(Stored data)

START

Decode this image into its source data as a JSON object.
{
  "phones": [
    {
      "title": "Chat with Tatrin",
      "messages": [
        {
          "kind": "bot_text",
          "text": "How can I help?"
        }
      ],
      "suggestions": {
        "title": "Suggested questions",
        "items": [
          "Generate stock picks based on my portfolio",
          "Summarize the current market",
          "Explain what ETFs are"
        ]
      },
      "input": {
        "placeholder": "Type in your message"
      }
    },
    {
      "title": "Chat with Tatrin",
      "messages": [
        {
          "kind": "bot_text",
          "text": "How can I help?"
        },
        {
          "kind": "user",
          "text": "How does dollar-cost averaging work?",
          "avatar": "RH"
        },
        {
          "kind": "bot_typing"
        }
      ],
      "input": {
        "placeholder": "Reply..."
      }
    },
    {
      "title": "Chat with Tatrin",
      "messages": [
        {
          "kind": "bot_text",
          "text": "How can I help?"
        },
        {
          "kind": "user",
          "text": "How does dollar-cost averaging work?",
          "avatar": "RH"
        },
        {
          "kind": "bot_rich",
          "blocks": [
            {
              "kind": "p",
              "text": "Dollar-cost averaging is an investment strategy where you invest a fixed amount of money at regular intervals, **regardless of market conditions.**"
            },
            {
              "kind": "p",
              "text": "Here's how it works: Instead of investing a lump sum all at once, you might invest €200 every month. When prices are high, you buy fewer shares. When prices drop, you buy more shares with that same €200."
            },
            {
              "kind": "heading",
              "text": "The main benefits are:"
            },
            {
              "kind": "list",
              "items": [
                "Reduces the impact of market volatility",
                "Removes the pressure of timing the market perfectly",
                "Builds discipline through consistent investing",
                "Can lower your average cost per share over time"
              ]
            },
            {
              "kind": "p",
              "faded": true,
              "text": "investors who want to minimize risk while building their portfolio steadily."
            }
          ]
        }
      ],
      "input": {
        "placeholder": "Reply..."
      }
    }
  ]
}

END

Written exercise: Print all the data exactly.

Task answer:
Decode this image into its source data as a JSON object.
{
  "phones": [
    {
      "title": "Chat with Tatrin",
      "messages": [
        {
          "kind": "bot_text",
          "text": "How can I help?"
        }
      ],
      "suggestions": {
        "title": "Suggested questions",
        "items": [
          "Generate stock picks based on my portfolio",
          "Summarize the current market",
          "Explain what ETFs are"
        ]
      },
      "input": {
        "placeholder": "Type in your message"
      }
    },
    {
      "title": "Chat with Tatrin",
      "messages": [
        {
          "kind": "bot_text",
          "text": "How can I help?"
        },
        {
          "kind": "user",
          "text": "How does dollar-cost averaging work?",
          "avatar": "RH"
        },
        {
          "kind": "bot_typing"
        }
      ],
      "input": {
        "placeholder": "Reply..."
      }
    },
    {
      "title": "Chat with Tatrin",
      "messages": [
        {
          "kind": "bot_text",
          "text": "How can I help?"
        },
        {
          "kind": "user",
          "text": "How does dollar-cost averaging work?",
          "avatar": "RH"
        },
        {
          "kind": "bot_rich",
          "blocks": [
            {
              "kind": "p",
              "text": "Dollar-cost averaging is an investment strategy where you invest a fixed amount of money at regular intervals, **regardless of market conditions.**"
            },
            {
              "kind": "p",
              "text": "Here's how it works: Instead of investing a lump sum all at once, you might invest €200 every month. When prices are high, you buy fewer shares. When prices drop, you buy more shares with that same €200."
            },
            {
              "kind": "heading",
              "text": "The main benefits are:"
            },
            {
              "kind": "list",
              "items": [
                "Reduces the impact of market volatility",
                "Removes the pressure of timing the market perfectly",
                "Builds discipline through consistent investing",
                "Can lower your average cost per share over time"
              ]
            },
            {
              "kind": "p",
              "faded": true,
              "text": "investors who want to minimize risk while building their portfolio steadily."
            }
          ]
        }
      ],
      "input": {
        "placeholder": "Reply..."
      }
    }
  ]
}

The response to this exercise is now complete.